EXERCISE:
Set down each record exactly as written.

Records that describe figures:
____________
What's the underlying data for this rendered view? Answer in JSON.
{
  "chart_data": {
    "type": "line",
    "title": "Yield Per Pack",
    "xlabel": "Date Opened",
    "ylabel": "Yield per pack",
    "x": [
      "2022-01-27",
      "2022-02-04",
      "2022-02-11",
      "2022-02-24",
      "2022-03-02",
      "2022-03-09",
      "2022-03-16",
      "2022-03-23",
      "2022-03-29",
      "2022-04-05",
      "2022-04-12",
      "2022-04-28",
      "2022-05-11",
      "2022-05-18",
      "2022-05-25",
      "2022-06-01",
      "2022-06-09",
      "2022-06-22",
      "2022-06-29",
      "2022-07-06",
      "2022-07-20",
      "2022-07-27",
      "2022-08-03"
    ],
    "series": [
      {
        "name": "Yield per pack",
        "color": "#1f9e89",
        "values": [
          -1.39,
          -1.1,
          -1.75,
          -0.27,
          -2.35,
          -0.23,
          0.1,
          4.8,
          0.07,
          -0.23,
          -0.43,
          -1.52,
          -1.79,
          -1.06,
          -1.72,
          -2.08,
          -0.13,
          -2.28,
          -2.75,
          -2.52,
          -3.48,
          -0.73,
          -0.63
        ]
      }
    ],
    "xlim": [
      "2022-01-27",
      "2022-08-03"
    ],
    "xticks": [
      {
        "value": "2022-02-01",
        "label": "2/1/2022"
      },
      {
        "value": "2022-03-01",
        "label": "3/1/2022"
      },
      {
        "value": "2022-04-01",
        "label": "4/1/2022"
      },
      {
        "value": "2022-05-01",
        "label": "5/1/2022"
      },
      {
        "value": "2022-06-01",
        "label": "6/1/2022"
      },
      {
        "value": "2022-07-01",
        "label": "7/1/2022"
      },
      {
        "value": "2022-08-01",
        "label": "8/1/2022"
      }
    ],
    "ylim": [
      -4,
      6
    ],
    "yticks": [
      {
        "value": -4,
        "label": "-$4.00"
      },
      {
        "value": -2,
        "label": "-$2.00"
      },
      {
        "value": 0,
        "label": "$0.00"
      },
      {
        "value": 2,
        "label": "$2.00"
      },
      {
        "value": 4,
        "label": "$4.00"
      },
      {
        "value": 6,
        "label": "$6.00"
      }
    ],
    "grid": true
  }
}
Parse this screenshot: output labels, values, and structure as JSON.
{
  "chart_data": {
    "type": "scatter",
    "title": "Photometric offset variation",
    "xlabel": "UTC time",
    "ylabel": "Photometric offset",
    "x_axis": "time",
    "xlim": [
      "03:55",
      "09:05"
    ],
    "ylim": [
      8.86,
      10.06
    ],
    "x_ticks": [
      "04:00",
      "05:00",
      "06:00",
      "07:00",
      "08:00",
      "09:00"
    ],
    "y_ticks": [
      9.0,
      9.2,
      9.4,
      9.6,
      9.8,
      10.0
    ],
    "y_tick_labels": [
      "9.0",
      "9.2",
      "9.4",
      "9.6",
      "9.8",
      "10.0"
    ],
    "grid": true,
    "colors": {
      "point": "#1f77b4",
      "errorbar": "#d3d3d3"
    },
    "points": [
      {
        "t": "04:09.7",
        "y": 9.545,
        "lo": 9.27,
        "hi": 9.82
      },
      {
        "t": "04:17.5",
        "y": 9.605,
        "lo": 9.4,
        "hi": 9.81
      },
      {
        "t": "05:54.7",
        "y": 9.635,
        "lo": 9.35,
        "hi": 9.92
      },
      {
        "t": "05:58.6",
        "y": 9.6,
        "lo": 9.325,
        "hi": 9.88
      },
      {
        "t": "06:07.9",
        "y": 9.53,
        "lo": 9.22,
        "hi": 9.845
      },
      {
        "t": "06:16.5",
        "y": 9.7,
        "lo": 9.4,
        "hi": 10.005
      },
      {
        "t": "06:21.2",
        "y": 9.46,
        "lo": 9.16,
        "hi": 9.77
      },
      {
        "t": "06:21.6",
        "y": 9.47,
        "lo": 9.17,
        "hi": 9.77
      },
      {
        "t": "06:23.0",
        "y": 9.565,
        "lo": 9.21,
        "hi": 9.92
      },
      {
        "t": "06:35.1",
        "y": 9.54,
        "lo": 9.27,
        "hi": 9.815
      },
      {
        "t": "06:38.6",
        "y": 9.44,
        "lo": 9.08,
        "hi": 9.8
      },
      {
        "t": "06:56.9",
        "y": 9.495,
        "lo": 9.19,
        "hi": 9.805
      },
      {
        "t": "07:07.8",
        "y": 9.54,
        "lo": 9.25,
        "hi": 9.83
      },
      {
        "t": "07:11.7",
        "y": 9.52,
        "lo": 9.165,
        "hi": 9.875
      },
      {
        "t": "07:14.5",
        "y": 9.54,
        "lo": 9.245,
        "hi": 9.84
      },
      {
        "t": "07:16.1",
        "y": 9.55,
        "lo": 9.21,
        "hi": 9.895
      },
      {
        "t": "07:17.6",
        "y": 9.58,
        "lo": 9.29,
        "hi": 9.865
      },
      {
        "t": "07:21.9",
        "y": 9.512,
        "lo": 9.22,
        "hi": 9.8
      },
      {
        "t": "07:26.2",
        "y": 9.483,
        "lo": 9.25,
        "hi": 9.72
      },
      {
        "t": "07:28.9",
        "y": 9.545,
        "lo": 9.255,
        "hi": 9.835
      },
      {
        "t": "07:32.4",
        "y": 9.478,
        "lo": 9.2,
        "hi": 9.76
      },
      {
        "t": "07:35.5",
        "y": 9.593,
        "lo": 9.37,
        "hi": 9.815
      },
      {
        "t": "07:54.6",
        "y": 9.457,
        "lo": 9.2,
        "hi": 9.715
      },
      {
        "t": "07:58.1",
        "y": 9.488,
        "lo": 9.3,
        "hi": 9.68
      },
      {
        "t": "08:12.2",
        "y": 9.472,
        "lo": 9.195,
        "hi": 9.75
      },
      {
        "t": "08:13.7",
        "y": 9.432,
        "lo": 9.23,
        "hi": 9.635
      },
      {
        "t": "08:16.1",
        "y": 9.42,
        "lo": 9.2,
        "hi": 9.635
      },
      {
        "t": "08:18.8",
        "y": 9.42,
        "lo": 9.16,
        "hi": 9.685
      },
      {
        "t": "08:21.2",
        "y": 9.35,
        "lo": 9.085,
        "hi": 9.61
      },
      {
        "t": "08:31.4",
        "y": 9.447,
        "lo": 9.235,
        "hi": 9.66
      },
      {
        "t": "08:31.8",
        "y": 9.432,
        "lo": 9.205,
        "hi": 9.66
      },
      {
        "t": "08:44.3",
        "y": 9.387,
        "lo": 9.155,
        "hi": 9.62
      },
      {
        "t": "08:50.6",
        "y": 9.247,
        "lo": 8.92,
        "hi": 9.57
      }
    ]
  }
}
____________
TASK SOLUTION:
What's the underlying data for this rendered view? Answer in JSON.
{
  "chart_data": {
    "type": "line",
    "title": "Yield Per Pack",
    "xlabel": "Date Opened",
    "ylabel": "Yield per pack",
    "x": [
      "2022-01-27",
      "2022-02-04",
      "2022-02-11",
      "2022-02-24",
      "2022-03-02",
      "2022-03-09",
      "2022-03-16",
      "2022-03-23",
      "2022-03-29",
      "2022-04-05",
      "2022-04-12",
      "2022-04-28",
      "2022-05-11",
      "2022-05-18",
      "2022-05-25",
      "2022-06-01",
      "2022-06-09",
      "2022-06-22",
      "2022-06-29",
      "2022-07-06",
      "2022-07-20",
      "2022-07-27",
      "2022-08-03"
    ],
    "series": [
      {
        "name": "Yield per pack",
        "color": "#1f9e89",
        "values": [
          -1.39,
          -1.1,
          -1.75,
          -0.27,
          -2.35,
          -0.23,
          0.1,
          4.8,
          0.07,
          -0.23,
          -0.43,
          -1.52,
          -1.79,
          -1.06,
          -1.72,
          -2.08,
          -0.13,
          -2.28,
          -2.75,
          -2.52,
          -3.48,
          -0.73,
          -0.63
        ]
      }
    ],
    "xlim": [
      "2022-01-27",
      "2022-08-03"
    ],
    "xticks": [
      {
        "value": "2022-02-01",
        "label": "2/1/2022"
      },
      {
        "value": "2022-03-01",
        "label": "3/1/2022"
      },
      {
        "value": "2022-04-01",
        "label": "4/1/2022"
      },
      {
        "value": "2022-05-01",
        "label": "5/1/2022"
      },
      {
        "value": "2022-06-01",
        "label": "6/1/2022"
      },
      {
        "value": "2022-07-01",
        "label": "7/1/2022"
      },
      {
        "value": "2022-08-01",
        "label": "8/1/2022"
      }
    ],
    "ylim": [
      -4,
      6
    ],
    "yticks": [
      {
        "value": -4,
        "label": "-$4.00"
      },
      {
        "value": -2,
        "label": "-$2.00"
      },
      {
        "value": 0,
        "label": "$0.00"
      },
      {
        "value": 2,
        "label": "$2.00"
      },
      {
        "value": 4,
        "label": "$4.00"
      },
      {
        "value": 6,
        "label": "$6.00"
      }
    ],
    "grid": true
  }
}
Parse this screenshot: output labels, values, and structure as JSON.
{
  "chart_data": {
    "type": "scatter",
    "title": "Photometric offset variation",
    "xlabel": "UTC time",
    "ylabel": "Photometric offset",
    "x_axis": "time",
    "xlim": [
      "03:55",
      "09:05"
    ],
    "ylim": [
      8.86,
      10.06
    ],
    "x_ticks": [
      "04:00",
      "05:00",
      "06:00",
      "07:00",
      "08:00",
      "09:00"
    ],
    "y_ticks": [
      9.0,
      9.2,
      9.4,
      9.6,
      9.8,
      10.0
    ],
    "y_tick_labels": [
      "9.0",
      "9.2",
      "9.4",
      "9.6",
      "9.8",
      "10.0"
    ],
    "grid": true,
    "colors": {
      "point": "#1f77b4",
      "errorbar": "#d3d3d3"
    },
    "points": [
      {
        "t": "04:09.7",
        "y": 9.545,
        "lo": 9.27,
        "hi": 9.82
      },
      {
        "t": "04:17.5",
        "y": 9.605,
        "lo": 9.4,
        "hi": 9.81
      },
      {
        "t": "05:54.7",
        "y": 9.635,
        "lo": 9.35,
        "hi": 9.92
      },
      {
        "t": "05:58.6",
        "y": 9.6,
        "lo": 9.325,
        "hi": 9.88
      },
      {
        "t": "06:07.9",
        "y": 9.53,
        "lo": 9.22,
        "hi": 9.845
      },
      {
        "t": "06:16.5",
        "y": 9.7,
        "lo": 9.4,
        "hi": 10.005
      },
      {
        "t": "06:21.2",
        "y": 9.46,
        "lo": 9.16,
        "hi": 9.77
      },
      {
        "t": "06:21.6",
        "y": 9.47,
        "lo": 9.17,
        "hi": 9.77
      },
      {
        "t": "06:23.0",
        "y": 9.565,
        "lo": 9.21,
        "hi": 9.92
      },
      {
        "t": "06:35.1",
        "y": 9.54,
        "lo": 9.27,
        "hi": 9.815
      },
      {
        "t": "06:38.6",
        "y": 9.44,
        "lo": 9.08,
        "hi": 9.8
      },
      {
        "t": "06:56.9",
        "y": 9.495,
        "lo": 9.19,
        "hi": 9.805
      },
      {
        "t": "07:07.8",
        "y": 9.54,
        "lo": 9.25,
        "hi": 9.83
      },
      {
        "t": "07:11.7",
        "y": 9.52,
        "lo": 9.165,
        "hi": 9.875
      },
      {
        "t": "07:14.5",
        "y": 9.54,
        "lo": 9.245,
        "hi": 9.84
      },
      {
        "t": "07:16.1",
        "y": 9.55,
        "lo": 9.21,
        "hi": 9.895
      },
      {
        "t": "07:17.6",
        "y": 9.58,
        "lo": 9.29,
        "hi": 9.865
      },
      {
        "t": "07:21.9",
        "y": 9.512,
        "lo": 9.22,
        "hi": 9.8
      },
      {
        "t": "07:26.2",
        "y": 9.483,
        "lo": 9.25,
        "hi": 9.72
      },
      {
        "t": "07:28.9",
        "y": 9.545,
        "lo": 9.255,
        "hi": 9.835
      },
      {
        "t": "07:32.4",
        "y": 9.478,
        "lo": 9.2,
        "hi": 9.76
      },
      {
        "t": "07:35.5",
        "y": 9.593,
        "lo": 9.37,
        "hi": 9.815
      },
      {
        "t": "07:54.6",
        "y": 9.457,
        "lo": 9.2,
        "hi": 9.715
      },
      {
        "t": "07:58.1",
        "y": 9.488,
        "lo": 9.3,
        "hi": 9.68
      },
      {
        "t": "08:12.2",
        "y": 9.472,
        "lo": 9.195,
        "hi": 9.75
      },
      {
        "t": "08:13.7",
        "y": 9.432,
        "lo": 9.23,
        "hi": 9.635
      },
      {
        "t": "08:16.1",
        "y": 9.42,
        "lo": 9.2,
        "hi": 9.635
      },
      {
        "t": "08:18.8",
        "y": 9.42,
        "lo": 9.16,
        "hi": 9.685
      },
      {
        "t": "08:21.2",
        "y": 9.35,
        "lo": 9.085,
        "hi": 9.61
      },
      {
        "t": "08:31.4",
        "y": 9.447,
        "lo": 9.235,
        "hi": 9.66
      },
      {
        "t": "08:31.8",
        "y": 9.432,
        "lo": 9.205,
        "hi": 9.66
      },
      {
        "t": "08:44.3",
        "y": 9.387,
        "lo": 9.155,
        "hi": 9.62
      },
      {
        "t": "08:50.6",
        "y": 9.247,
        "lo": 8.92,
        "hi": 9.57
      }
    ]
  }
}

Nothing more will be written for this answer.